## Task description
Answer these questions using the page extract on climate funding:
(a) Which delegate noted that there has to be a sense of "ownership"?
(b) What do developing countries like Uganda insist funding climate change is?
(c) When are the current climate negotiations meant to conclude?

## Page extract
--- --- ---
3. Under what conditions will the funding be given? There is a fear that, even if commitments for funding mitigation and adaptation activities were secured, developing countries would be treated as aid recipients, subject to conditionalities imposed by rich donors. Developed countries are, of course, interested in ensuring that the money is spent in a verifiable manner. But poor countries argue that the process cannot be top-down, there has to be a sense of "ownership", as the Filipino delegate noted.

In the end, the debate boils down to the purpose of climate funding. Developing countries, like Uganda, insist that "funding climate change is a commitment, not a donation." For them it is a right, both from a legal point of view and from an ethical one. But the modalities of financial and technology transfer will not be resolved easily. The Indian delegate ended his intervention by asking for grants, not loans: "A 'grant' is a four-letter word in some dictionaries, so I will introduce a new phraseology: we want interest-free, non-repayable transfer of money." The current climate negotiations are meant to conclude in December this year. There will be many more four-letter words whispered under diplomatic breaths before then.

Monday, 30 March 2009

Bonn climate meetings 1 - U.S. setting expectations on climate change?
--- --- ---
## Records provided
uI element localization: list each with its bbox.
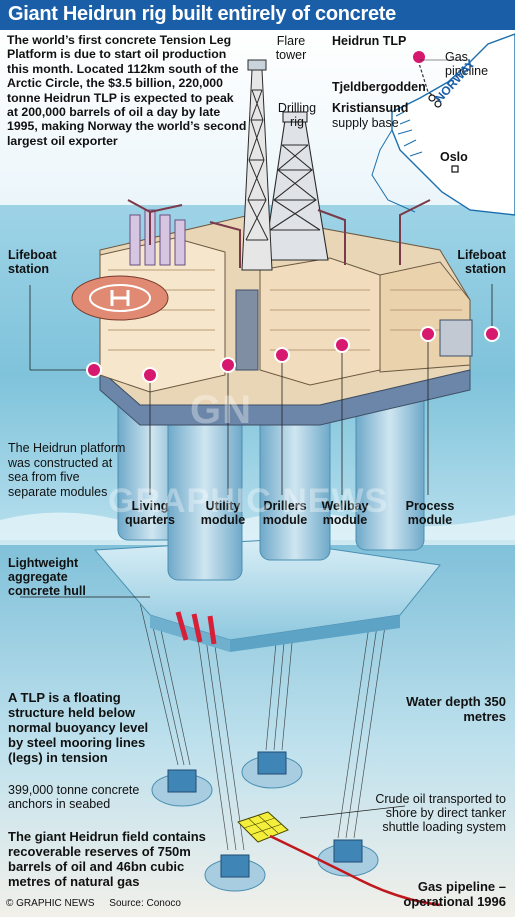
supply-base-label: supply base [332, 116, 399, 130]
page-title: Giant Heidrun rig built entirely of conc… [8, 3, 396, 25]
norway-map [371, 33, 515, 216]
living-quarters-label: Living quarters [124, 499, 176, 527]
process-module-marker [420, 326, 436, 342]
process-modules [235, 257, 473, 386]
cranes [127, 199, 431, 268]
intro-text: The world’s first concrete Tension Leg P… [7, 33, 247, 148]
process-module-label: Process module [405, 499, 455, 527]
crude-oil-label: Crude oil transported to shore by direct… [375, 792, 506, 834]
pointer-lines [20, 59, 493, 819]
platform-deck [71, 209, 473, 426]
lifeboat-right-label: Lifeboat station [457, 248, 506, 276]
tjeldbergodden-label: Tjeldbergodden [332, 80, 426, 94]
seabed-anchors [151, 751, 379, 892]
utility-module-label: Utility module [200, 499, 246, 527]
drillers-module-marker [274, 347, 290, 363]
heidrun-map-marker [411, 49, 427, 65]
loading-system [237, 811, 289, 843]
kristiansund-label: Kristiansund [332, 101, 409, 115]
source: Source: Conoco [109, 898, 181, 909]
hull-label: Lightweight aggregate concrete hull [8, 556, 86, 598]
footer: © GRAPHIC NEWS Source: Conoco [6, 898, 181, 909]
water-depth-label: Water depth 350 metres [406, 694, 506, 724]
title-bar: Giant Heidrun rig built entirely of conc… [0, 0, 515, 30]
hull-red-legs [175, 611, 217, 645]
copyright: © GRAPHIC NEWS [6, 898, 95, 909]
drillers-module-label: Drillers module [262, 499, 308, 527]
wellbay-module-label: Wellbay module [321, 499, 369, 527]
lifeboat-left-label: Lifeboat station [8, 248, 57, 276]
flare-tower [241, 59, 273, 271]
anchors-label: 399,000 tonne concrete anchors in seabed [8, 783, 140, 811]
wellbay-module-marker [334, 337, 350, 353]
living-quarters-marker [142, 367, 158, 383]
watermark-gn: GN [190, 388, 252, 432]
lifeboat-right-marker [484, 326, 500, 342]
gas-pipeline-map-label: Gas pipeline [445, 50, 489, 78]
oslo-label: Oslo [440, 150, 468, 164]
utility-module-marker [220, 357, 236, 373]
lifeboat-left-marker [86, 362, 102, 378]
tlp-description: A TLP is a floating structure held below… [8, 690, 149, 765]
heidrun-tlp-map-label: Heidrun TLP [332, 34, 407, 48]
modules-intro-label: The Heidrun platform was constructed at … [8, 441, 126, 499]
module-markers [86, 326, 500, 383]
drilling-rig-label: Drilling rig [277, 101, 317, 129]
gas-pipeline-map-line [417, 59, 441, 101]
flare-tower-label: Flare tower [275, 34, 307, 62]
reserves-label: The giant Heidrun field contains recover… [8, 829, 206, 889]
gas-pipeline-label: Gas pipeline – operational 1996 [403, 879, 506, 909]
helipad [71, 275, 169, 321]
drilling-derrick [263, 111, 329, 261]
gas-pipeline-line [269, 834, 441, 907]
watermark-graphic-news: GRAPHIC NEWS [108, 482, 389, 520]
--- --- ---
## Problem solution
(a) The Filipino delegate.
(b) A commitment, not a donation.
(c) In December of this year.